··· Source material ···

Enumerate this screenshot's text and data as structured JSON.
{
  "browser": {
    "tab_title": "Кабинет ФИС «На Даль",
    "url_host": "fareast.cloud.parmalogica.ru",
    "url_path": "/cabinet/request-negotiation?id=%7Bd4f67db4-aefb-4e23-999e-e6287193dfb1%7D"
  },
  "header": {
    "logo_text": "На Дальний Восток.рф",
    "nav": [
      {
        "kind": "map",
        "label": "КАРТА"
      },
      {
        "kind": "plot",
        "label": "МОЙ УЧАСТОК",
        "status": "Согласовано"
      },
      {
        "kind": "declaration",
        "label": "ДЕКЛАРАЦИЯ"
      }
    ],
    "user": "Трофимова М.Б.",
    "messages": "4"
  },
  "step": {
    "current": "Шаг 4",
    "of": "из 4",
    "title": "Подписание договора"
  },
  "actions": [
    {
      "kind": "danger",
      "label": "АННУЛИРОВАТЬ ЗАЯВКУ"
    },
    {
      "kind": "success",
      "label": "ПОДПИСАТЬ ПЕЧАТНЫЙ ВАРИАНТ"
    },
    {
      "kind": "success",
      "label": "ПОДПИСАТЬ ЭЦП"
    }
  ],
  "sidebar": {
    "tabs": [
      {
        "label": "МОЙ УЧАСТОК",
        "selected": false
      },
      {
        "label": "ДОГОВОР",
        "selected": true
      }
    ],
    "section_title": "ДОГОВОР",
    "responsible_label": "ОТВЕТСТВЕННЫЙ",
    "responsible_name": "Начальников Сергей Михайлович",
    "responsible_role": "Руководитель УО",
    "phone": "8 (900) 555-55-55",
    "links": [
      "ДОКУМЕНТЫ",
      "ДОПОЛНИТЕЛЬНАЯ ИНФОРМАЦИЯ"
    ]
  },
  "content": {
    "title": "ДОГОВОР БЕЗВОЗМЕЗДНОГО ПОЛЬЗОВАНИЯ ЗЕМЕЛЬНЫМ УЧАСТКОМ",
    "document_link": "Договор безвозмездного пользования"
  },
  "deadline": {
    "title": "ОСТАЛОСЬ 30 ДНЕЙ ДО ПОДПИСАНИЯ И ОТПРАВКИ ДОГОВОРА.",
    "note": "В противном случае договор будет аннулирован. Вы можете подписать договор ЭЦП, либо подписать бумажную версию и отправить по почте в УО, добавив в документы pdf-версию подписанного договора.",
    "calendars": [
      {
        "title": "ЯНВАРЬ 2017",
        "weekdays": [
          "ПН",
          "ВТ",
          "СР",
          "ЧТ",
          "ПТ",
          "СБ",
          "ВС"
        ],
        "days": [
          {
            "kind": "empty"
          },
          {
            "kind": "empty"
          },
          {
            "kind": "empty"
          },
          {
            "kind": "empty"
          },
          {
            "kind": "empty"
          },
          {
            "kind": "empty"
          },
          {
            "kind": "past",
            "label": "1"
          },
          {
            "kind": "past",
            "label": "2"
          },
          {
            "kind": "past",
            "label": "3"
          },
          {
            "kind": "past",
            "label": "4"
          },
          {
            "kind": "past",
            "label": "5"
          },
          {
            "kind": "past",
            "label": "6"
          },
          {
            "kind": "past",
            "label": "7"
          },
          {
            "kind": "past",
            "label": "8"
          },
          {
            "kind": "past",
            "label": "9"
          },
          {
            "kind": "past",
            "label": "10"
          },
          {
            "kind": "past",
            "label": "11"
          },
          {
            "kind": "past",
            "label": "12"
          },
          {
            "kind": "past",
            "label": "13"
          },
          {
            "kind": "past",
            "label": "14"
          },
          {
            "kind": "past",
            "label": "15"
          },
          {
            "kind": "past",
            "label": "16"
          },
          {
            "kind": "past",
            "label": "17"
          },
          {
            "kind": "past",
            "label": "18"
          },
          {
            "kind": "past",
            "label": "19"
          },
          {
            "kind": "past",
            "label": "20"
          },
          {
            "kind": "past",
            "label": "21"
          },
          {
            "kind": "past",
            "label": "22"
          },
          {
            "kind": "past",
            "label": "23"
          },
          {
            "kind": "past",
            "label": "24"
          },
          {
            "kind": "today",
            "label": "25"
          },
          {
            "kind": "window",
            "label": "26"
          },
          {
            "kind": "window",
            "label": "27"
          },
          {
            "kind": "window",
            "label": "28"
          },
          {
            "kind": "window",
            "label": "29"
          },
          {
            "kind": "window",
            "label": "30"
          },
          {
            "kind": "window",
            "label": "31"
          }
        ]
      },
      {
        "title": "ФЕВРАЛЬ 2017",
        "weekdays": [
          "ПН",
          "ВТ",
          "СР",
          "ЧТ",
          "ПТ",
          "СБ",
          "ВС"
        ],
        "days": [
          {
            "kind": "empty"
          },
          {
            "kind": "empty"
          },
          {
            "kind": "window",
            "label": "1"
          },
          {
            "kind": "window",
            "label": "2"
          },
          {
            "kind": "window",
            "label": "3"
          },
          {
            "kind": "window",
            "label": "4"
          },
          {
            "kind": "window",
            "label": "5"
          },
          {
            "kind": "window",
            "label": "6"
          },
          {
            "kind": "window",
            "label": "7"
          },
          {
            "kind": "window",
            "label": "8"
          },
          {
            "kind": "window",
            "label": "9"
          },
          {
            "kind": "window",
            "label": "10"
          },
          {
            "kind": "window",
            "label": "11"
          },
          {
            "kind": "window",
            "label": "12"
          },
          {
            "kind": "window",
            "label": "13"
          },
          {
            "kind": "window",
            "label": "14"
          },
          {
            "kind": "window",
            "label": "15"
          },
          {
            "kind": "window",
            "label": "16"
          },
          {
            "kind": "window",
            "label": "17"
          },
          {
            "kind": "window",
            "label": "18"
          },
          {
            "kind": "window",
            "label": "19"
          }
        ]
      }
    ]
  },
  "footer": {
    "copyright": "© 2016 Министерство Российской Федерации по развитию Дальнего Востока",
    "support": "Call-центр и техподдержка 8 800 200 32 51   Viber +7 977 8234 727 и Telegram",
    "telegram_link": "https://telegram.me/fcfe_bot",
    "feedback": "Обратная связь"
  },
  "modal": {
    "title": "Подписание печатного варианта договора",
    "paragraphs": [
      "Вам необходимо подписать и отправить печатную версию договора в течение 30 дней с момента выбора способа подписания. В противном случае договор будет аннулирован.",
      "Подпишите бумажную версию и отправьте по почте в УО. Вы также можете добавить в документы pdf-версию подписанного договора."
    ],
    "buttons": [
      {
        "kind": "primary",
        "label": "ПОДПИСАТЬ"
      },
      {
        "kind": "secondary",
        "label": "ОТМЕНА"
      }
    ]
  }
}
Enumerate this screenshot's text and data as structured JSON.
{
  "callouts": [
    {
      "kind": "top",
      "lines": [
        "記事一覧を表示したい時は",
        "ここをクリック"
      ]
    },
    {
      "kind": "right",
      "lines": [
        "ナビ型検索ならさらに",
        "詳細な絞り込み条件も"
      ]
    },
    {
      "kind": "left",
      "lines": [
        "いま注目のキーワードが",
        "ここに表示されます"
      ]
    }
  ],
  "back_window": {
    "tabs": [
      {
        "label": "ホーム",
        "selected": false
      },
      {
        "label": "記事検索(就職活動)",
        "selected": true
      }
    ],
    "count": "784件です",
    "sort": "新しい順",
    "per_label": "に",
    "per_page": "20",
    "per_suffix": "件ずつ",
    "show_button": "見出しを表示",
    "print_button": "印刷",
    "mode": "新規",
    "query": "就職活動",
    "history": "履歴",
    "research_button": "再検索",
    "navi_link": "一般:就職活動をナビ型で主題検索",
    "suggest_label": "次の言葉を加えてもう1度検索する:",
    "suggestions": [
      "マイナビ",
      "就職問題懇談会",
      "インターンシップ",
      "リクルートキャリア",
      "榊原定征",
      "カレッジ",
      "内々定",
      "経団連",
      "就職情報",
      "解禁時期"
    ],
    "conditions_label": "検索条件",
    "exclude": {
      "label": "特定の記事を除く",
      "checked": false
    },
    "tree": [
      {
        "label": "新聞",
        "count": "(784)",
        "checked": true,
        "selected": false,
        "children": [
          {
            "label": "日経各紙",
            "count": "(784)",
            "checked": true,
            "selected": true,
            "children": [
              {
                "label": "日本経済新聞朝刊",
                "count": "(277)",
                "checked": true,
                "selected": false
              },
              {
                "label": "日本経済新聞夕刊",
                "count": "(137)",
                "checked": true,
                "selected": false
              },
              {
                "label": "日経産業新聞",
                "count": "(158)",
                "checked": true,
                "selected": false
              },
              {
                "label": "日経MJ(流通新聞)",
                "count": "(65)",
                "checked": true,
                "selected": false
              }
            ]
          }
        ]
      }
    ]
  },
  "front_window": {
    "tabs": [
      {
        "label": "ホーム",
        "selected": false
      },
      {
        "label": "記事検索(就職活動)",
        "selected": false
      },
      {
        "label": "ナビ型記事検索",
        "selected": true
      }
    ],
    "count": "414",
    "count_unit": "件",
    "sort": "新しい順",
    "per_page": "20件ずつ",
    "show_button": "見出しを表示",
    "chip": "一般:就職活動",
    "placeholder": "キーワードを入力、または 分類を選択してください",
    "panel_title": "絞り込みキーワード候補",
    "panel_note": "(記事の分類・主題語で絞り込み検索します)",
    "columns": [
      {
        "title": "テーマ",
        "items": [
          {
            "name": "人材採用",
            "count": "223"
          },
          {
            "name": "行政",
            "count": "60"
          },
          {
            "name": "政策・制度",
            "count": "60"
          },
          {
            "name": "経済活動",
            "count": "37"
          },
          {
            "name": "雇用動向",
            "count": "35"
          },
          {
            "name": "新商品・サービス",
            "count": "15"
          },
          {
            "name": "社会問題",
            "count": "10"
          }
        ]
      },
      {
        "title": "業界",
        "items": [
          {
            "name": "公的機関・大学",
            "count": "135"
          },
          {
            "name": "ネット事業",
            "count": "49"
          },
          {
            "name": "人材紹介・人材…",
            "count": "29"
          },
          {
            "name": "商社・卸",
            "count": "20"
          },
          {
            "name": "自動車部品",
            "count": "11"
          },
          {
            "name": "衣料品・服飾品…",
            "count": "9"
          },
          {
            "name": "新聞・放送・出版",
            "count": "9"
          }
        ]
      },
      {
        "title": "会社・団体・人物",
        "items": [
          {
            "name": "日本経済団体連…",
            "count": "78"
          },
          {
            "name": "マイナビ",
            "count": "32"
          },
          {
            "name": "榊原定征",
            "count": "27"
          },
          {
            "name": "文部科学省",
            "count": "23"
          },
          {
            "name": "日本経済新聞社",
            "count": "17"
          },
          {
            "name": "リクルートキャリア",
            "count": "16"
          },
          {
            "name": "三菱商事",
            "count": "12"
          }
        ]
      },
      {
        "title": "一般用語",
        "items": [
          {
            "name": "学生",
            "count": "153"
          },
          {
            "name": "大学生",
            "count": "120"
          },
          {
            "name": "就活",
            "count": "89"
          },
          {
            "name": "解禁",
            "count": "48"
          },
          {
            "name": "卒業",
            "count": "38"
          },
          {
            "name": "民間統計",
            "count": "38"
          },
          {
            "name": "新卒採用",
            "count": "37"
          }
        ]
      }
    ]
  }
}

···

**Exercise brief:**
Each line that has the word "можете" should be copied.

**Reply to the task:**
    "note": "В противном случае договор будет аннулирован. Вы можете подписать договор ЭЦП, либо подписать бумажную версию и отправить по почте в УО, добавив в документы pdf-версию подписанного договора.",
      "Подпишите бумажную версию и отправьте по почте в УО. Вы также можете добавить в документы pdf-версию подписанного договора."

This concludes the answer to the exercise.